** Start **

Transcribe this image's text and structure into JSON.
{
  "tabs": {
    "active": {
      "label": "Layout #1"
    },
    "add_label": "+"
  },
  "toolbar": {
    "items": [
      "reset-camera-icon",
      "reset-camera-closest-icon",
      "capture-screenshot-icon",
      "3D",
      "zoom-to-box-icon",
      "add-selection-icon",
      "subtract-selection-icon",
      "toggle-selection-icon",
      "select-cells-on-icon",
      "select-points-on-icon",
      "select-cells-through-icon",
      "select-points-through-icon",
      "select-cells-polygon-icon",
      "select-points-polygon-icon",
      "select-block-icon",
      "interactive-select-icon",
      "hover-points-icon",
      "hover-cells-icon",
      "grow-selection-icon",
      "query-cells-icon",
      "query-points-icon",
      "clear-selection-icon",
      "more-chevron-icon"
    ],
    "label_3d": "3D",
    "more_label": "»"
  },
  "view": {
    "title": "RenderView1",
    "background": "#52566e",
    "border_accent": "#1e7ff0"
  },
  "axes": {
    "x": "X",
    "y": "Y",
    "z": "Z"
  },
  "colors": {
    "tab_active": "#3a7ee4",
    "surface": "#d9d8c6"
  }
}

** End **

— Exercise aim —
Reproduce the entries above exactly.

— Task result —
Transcribe this image's text and structure into JSON.
{
  "tabs": {
    "active": {
      "label": "Layout #1"
    },
    "add_label": "+"
  },
  "toolbar": {
    "items": [
      "reset-camera-icon",
      "reset-camera-closest-icon",
      "capture-screenshot-icon",
      "3D",
      "zoom-to-box-icon",
      "add-selection-icon",
      "subtract-selection-icon",
      "toggle-selection-icon",
      "select-cells-on-icon",
      "select-points-on-icon",
      "select-cells-through-icon",
      "select-points-through-icon",
      "select-cells-polygon-icon",
      "select-points-polygon-icon",
      "select-block-icon",
      "interactive-select-icon",
      "hover-points-icon",
      "hover-cells-icon",
      "grow-selection-icon",
      "query-cells-icon",
      "query-points-icon",
      "clear-selection-icon",
      "more-chevron-icon"
    ],
    "label_3d": "3D",
    "more_label": "»"
  },
  "view": {
    "title": "RenderView1",
    "background": "#52566e",
    "border_accent": "#1e7ff0"
  },
  "axes": {
    "x": "X",
    "y": "Y",
    "z": "Z"
  },
  "colors": {
    "tab_active": "#3a7ee4",
    "surface": "#d9d8c6"
  }
}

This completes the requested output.